Please output the records below in full, exactly as given, but without the images.

══════════

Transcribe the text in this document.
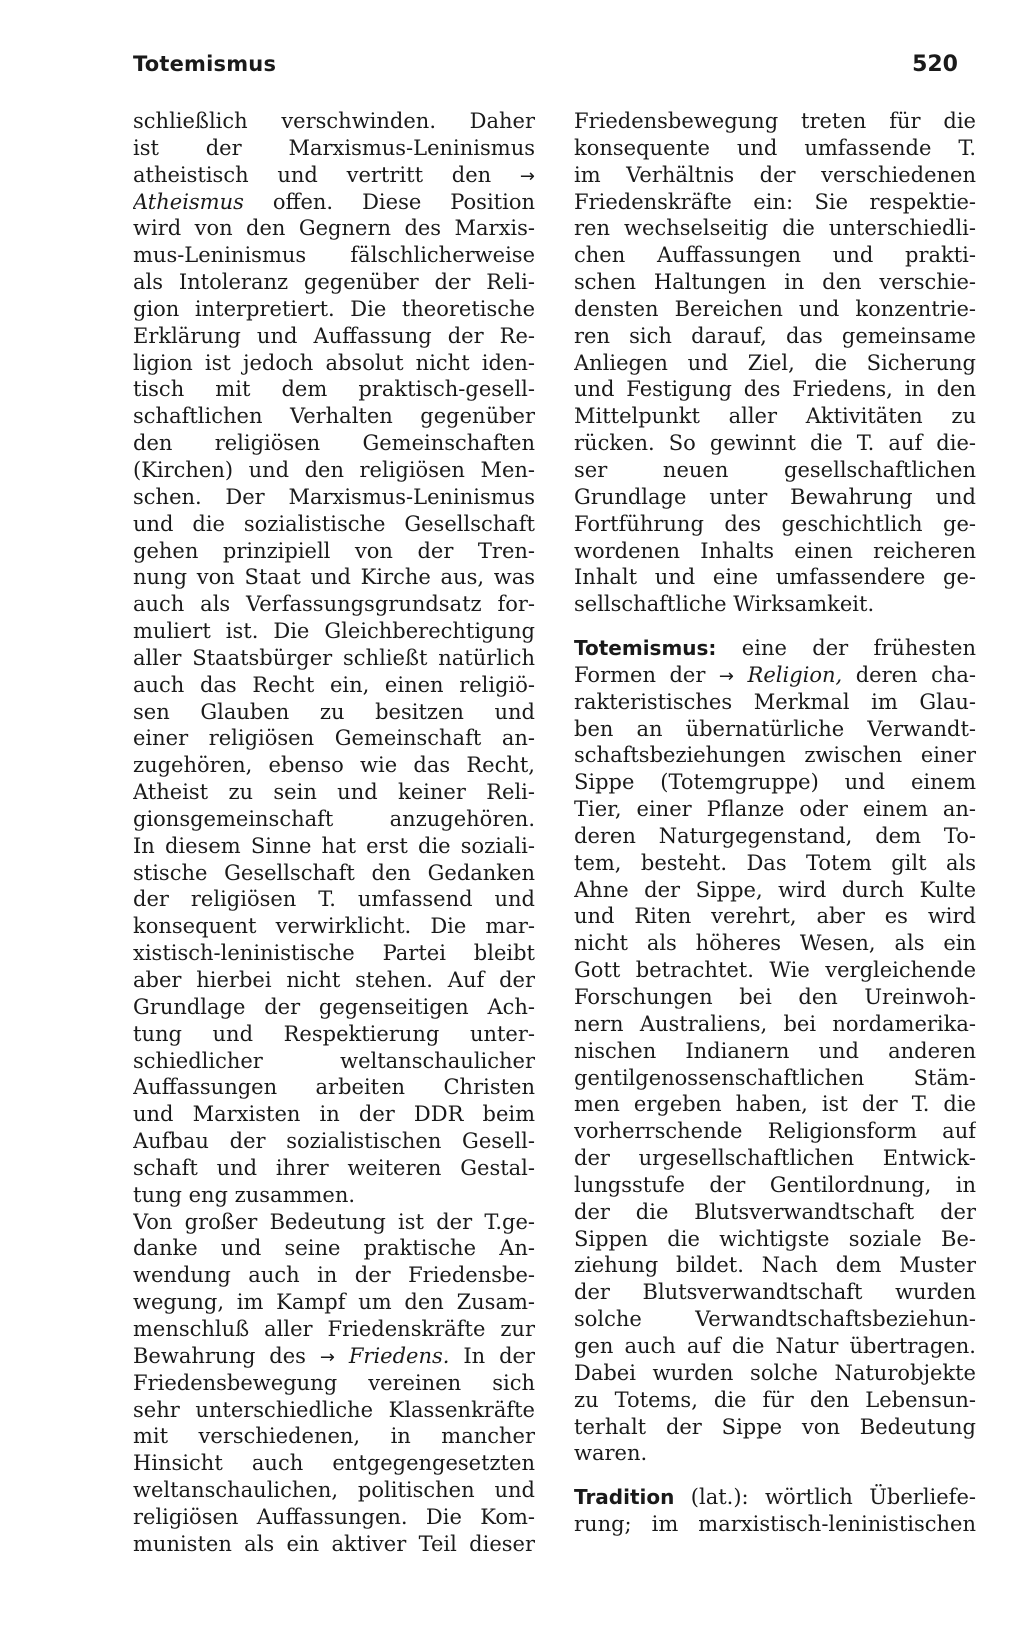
Totemismus	520
schließlich verschwinden. Daher
ist der Marxismus-Leninismus
atheistisch und vertritt den →
Atheismus offen. Diese Position
wird von den Gegnern des Marxis-
mus-Leninismus fälschlicherweise
als Intoleranz gegenüber der Reli-
gion interpretiert. Die theoretische
Erklärung und Auffassung der Re-
ligion ist jedoch absolut nicht iden-
tisch mit dem praktisch-gesell-
schaftlichen Verhalten gegenüber
den religiösen Gemeinschaften
(Kirchen) und den religiösen Men-
schen. Der Marxismus-Leninismus
und die sozialistische Gesellschaft
gehen prinzipiell von der Tren-
nung von Staat und Kirche aus, was
auch als Verfassungsgrundsatz for-
muliert ist. Die Gleichberechtigung
aller Staatsbürger schließt natürlich
auch das Recht ein, einen religiö-
sen Glauben zu besitzen und
einer religiösen Gemeinschaft an-
zugehören, ebenso wie das Recht,
Atheist zu sein und keiner Reli-
gionsgemeinschaft anzugehören.
In diesem Sinne hat erst die soziali-
stische Gesellschaft den Gedanken
der religiösen T. umfassend und
konsequent verwirklicht. Die mar-
xistisch-leninistische Partei bleibt
aber hierbei nicht stehen. Auf der
Grundlage der gegenseitigen Ach-
tung und Respektierung unter-
schiedlicher weltanschaulicher
Auffassungen arbeiten Christen
und Marxisten in der DDR beim
Aufbau der sozialistischen Gesell-
schaft und ihrer weiteren Gestal-
tung eng zusammen.
Von großer Bedeutung ist der T.ge-
danke und seine praktische An-
wendung auch in der Friedensbe-
wegung, im Kampf um den Zusam-
menschluß aller Friedenskräfte zur
Bewahrung des → Friedens. In der
Friedensbewegung vereinen sich
sehr unterschiedliche Klassenkräfte
mit verschiedenen, in mancher
Hinsicht auch entgegengesetzten
weltanschaulichen, politischen und
religiösen Auffassungen. Die Kom-
munisten als ein aktiver Teil dieser
Friedensbewegung treten für die
konsequente und umfassende T.
im Verhältnis der verschiedenen
Friedenskräfte ein: Sie respektie-
ren wechselseitig die unterschiedli-
chen Auffassungen und prakti-
schen Haltungen in den verschie-
densten Bereichen und konzentrie-
ren sich darauf, das gemeinsame
Anliegen und Ziel, die Sicherung
und Festigung des Friedens, in den
Mittelpunkt aller Aktivitäten zu
rücken. So gewinnt die T. auf die-
ser neuen gesellschaftlichen
Grundlage unter Bewahrung und
Fortführung des geschichtlich ge-
wordenen Inhalts einen reicheren
Inhalt und eine umfassendere ge-
sellschaftliche Wirksamkeit.
Totemismus: eine der frühesten
Formen der → Religion, deren cha-
rakteristisches Merkmal im Glau-
ben an übernatürliche Verwandt-
schaftsbeziehungen zwischen einer
Sippe (Totemgruppe) und einem
Tier, einer Pflanze oder einem an-
deren Naturgegenstand, dem To-
tem, besteht. Das Totem gilt als
Ahne der Sippe, wird durch Kulte
und Riten verehrt, aber es wird
nicht als höheres Wesen, als ein
Gott betrachtet. Wie vergleichende
Forschungen bei den Ureinwoh-
nern Australiens, bei nordamerika-
nischen Indianern und anderen
gentilgenossenschaftlichen Stäm-
men ergeben haben, ist der T. die
vorherrschende Religionsform auf
der urgesellschaftlichen Entwick-
lungsstufe der Gentilordnung, in
der die Blutsverwandtschaft der
Sippen die wichtigste soziale Be-
ziehung bildet. Nach dem Muster
der Blutsverwandtschaft wurden
solche Verwandtschaftsbeziehun-
gen auch auf die Natur übertragen.
Dabei wurden solche Naturobjekte
zu Totems, die für den Lebensun-
terhalt der Sippe von Bedeutung
waren.
Tradition (lat.): wörtlich Überliefe-
rung; im marxistisch-leninistischen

══════════

» Completed task:
Transcribe the text in this document.
Totemismus	520
schließlich verschwinden. Daher
ist der Marxismus-Leninismus
atheistisch und vertritt den →
Atheismus offen. Diese Position
wird von den Gegnern des Marxis-
mus-Leninismus fälschlicherweise
als Intoleranz gegenüber der Reli-
gion interpretiert. Die theoretische
Erklärung und Auffassung der Re-
ligion ist jedoch absolut nicht iden-
tisch mit dem praktisch-gesell-
schaftlichen Verhalten gegenüber
den religiösen Gemeinschaften
(Kirchen) und den religiösen Men-
schen. Der Marxismus-Leninismus
und die sozialistische Gesellschaft
gehen prinzipiell von der Tren-
nung von Staat und Kirche aus, was
auch als Verfassungsgrundsatz for-
muliert ist. Die Gleichberechtigung
aller Staatsbürger schließt natürlich
auch das Recht ein, einen religiö-
sen Glauben zu besitzen und
einer religiösen Gemeinschaft an-
zugehören, ebenso wie das Recht,
Atheist zu sein und keiner Reli-
gionsgemeinschaft anzugehören.
In diesem Sinne hat erst die soziali-
stische Gesellschaft den Gedanken
der religiösen T. umfassend und
konsequent verwirklicht. Die mar-
xistisch-leninistische Partei bleibt
aber hierbei nicht stehen. Auf der
Grundlage der gegenseitigen Ach-
tung und Respektierung unter-
schiedlicher weltanschaulicher
Auffassungen arbeiten Christen
und Marxisten in der DDR beim
Aufbau der sozialistischen Gesell-
schaft und ihrer weiteren Gestal-
tung eng zusammen.
Von großer Bedeutung ist der T.ge-
danke und seine praktische An-
wendung auch in der Friedensbe-
wegung, im Kampf um den Zusam-
menschluß aller Friedenskräfte zur
Bewahrung des → Friedens. In der
Friedensbewegung vereinen sich
sehr unterschiedliche Klassenkräfte
mit verschiedenen, in mancher
Hinsicht auch entgegengesetzten
weltanschaulichen, politischen und
religiösen Auffassungen. Die Kom-
munisten als ein aktiver Teil dieser
Friedensbewegung treten für die
konsequente und umfassende T.
im Verhältnis der verschiedenen
Friedenskräfte ein: Sie respektie-
ren wechselseitig die unterschiedli-
chen Auffassungen und prakti-
schen Haltungen in den verschie-
densten Bereichen und konzentrie-
ren sich darauf, das gemeinsame
Anliegen und Ziel, die Sicherung
und Festigung des Friedens, in den
Mittelpunkt aller Aktivitäten zu
rücken. So gewinnt die T. auf die-
ser neuen gesellschaftlichen
Grundlage unter Bewahrung und
Fortführung des geschichtlich ge-
wordenen Inhalts einen reicheren
Inhalt und eine umfassendere ge-
sellschaftliche Wirksamkeit.
Totemismus: eine der frühesten
Formen der → Religion, deren cha-
rakteristisches Merkmal im Glau-
ben an übernatürliche Verwandt-
schaftsbeziehungen zwischen einer
Sippe (Totemgruppe) und einem
Tier, einer Pflanze oder einem an-
deren Naturgegenstand, dem To-
tem, besteht. Das Totem gilt als
Ahne der Sippe, wird durch Kulte
und Riten verehrt, aber es wird
nicht als höheres Wesen, als ein
Gott betrachtet. Wie vergleichende
Forschungen bei den Ureinwoh-
nern Australiens, bei nordamerika-
nischen Indianern und anderen
gentilgenossenschaftlichen Stäm-
men ergeben haben, ist der T. die
vorherrschende Religionsform auf
der urgesellschaftlichen Entwick-
lungsstufe der Gentilordnung, in
der die Blutsverwandtschaft der
Sippen die wichtigste soziale Be-
ziehung bildet. Nach dem Muster
der Blutsverwandtschaft wurden
solche Verwandtschaftsbeziehun-
gen auch auf die Natur übertragen.
Dabei wurden solche Naturobjekte
zu Totems, die für den Lebensun-
terhalt der Sippe von Bedeutung
waren.
Tradition (lat.): wörtlich Überliefe-
rung; im marxistisch-leninistischen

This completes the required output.